DIRECTION | Reproduce the entire listing word for word.

Data records:
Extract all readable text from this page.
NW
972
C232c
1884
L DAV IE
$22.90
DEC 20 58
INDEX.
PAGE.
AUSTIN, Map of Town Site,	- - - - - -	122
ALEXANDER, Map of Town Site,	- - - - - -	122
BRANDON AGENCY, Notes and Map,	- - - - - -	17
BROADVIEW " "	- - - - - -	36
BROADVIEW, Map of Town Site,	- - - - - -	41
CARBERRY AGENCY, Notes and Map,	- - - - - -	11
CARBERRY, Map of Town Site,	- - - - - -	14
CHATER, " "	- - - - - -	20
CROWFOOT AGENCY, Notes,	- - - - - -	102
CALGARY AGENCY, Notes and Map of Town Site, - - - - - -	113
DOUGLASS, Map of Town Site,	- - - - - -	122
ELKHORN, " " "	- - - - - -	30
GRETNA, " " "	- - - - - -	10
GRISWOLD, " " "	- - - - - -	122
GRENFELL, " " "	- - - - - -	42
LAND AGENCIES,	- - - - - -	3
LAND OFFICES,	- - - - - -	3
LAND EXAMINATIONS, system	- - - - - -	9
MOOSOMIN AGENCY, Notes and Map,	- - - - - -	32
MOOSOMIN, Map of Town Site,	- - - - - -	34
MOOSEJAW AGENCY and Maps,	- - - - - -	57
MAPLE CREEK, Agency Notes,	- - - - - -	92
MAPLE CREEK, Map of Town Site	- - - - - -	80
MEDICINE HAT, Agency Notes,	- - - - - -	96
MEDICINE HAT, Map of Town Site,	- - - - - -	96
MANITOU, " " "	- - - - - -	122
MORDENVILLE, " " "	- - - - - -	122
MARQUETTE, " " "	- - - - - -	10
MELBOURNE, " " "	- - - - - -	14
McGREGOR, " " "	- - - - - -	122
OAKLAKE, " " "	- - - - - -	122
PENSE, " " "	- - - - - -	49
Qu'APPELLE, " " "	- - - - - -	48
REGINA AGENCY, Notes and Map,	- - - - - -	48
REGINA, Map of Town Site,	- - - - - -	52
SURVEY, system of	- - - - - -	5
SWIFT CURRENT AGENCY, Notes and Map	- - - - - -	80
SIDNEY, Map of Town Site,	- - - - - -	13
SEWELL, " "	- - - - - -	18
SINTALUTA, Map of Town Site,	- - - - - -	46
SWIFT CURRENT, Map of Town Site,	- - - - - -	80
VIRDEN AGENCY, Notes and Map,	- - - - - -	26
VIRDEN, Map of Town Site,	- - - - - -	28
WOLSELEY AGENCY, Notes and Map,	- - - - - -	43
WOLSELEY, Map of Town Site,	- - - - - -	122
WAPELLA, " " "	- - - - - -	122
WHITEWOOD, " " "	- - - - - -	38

SOLUTION TO THE EXERCISE |
Extract all readable text from this page.
NW
972
C232c
1884
L DAV IE
$22.90
DEC 20 58
INDEX.
PAGE.
AUSTIN, Map of Town Site,	- - - - - -	122
ALEXANDER, Map of Town Site,	- - - - - -	122
BRANDON AGENCY, Notes and Map,	- - - - - -	17
BROADVIEW " "	- - - - - -	36
BROADVIEW, Map of Town Site,	- - - - - -	41
CARBERRY AGENCY, Notes and Map,	- - - - - -	11
CARBERRY, Map of Town Site,	- - - - - -	14
CHATER, " "	- - - - - -	20
CROWFOOT AGENCY, Notes,	- - - - - -	102
CALGARY AGENCY, Notes and Map of Town Site, - - - - - -	113
DOUGLASS, Map of Town Site,	- - - - - -	122
ELKHORN, " " "	- - - - - -	30
GRETNA, " " "	- - - - - -	10
GRISWOLD, " " "	- - - - - -	122
GRENFELL, " " "	- - - - - -	42
LAND AGENCIES,	- - - - - -	3
LAND OFFICES,	- - - - - -	3
LAND EXAMINATIONS, system	- - - - - -	9
MOOSOMIN AGENCY, Notes and Map,	- - - - - -	32
MOOSOMIN, Map of Town Site,	- - - - - -	34
MOOSEJAW AGENCY and Maps,	- - - - - -	57
MAPLE CREEK, Agency Notes,	- - - - - -	92
MAPLE CREEK, Map of Town Site	- - - - - -	80
MEDICINE HAT, Agency Notes,	- - - - - -	96
MEDICINE HAT, Map of Town Site,	- - - - - -	96
MANITOU, " " "	- - - - - -	122
MORDENVILLE, " " "	- - - - - -	122
MARQUETTE, " " "	- - - - - -	10
MELBOURNE, " " "	- - - - - -	14
McGREGOR, " " "	- - - - - -	122
OAKLAKE, " " "	- - - - - -	122
PENSE, " " "	- - - - - -	49
Qu'APPELLE, " " "	- - - - - -	48
REGINA AGENCY, Notes and Map,	- - - - - -	48
REGINA, Map of Town Site,	- - - - - -	52
SURVEY, system of	- - - - - -	5
SWIFT CURRENT AGENCY, Notes and Map	- - - - - -	80
SIDNEY, Map of Town Site,	- - - - - -	13
SEWELL, " "	- - - - - -	18
SINTALUTA, Map of Town Site,	- - - - - -	46
SWIFT CURRENT, Map of Town Site,	- - - - - -	80
VIRDEN AGENCY, Notes and Map,	- - - - - -	26
VIRDEN, Map of Town Site,	- - - - - -	28
WOLSELEY AGENCY, Notes and Map,	- - - - - -	43
WOLSELEY, Map of Town Site,	- - - - - -	122
WAPELLA, " " "	- - - - - -	122
WHITEWOOD, " " "	- - - - - -	38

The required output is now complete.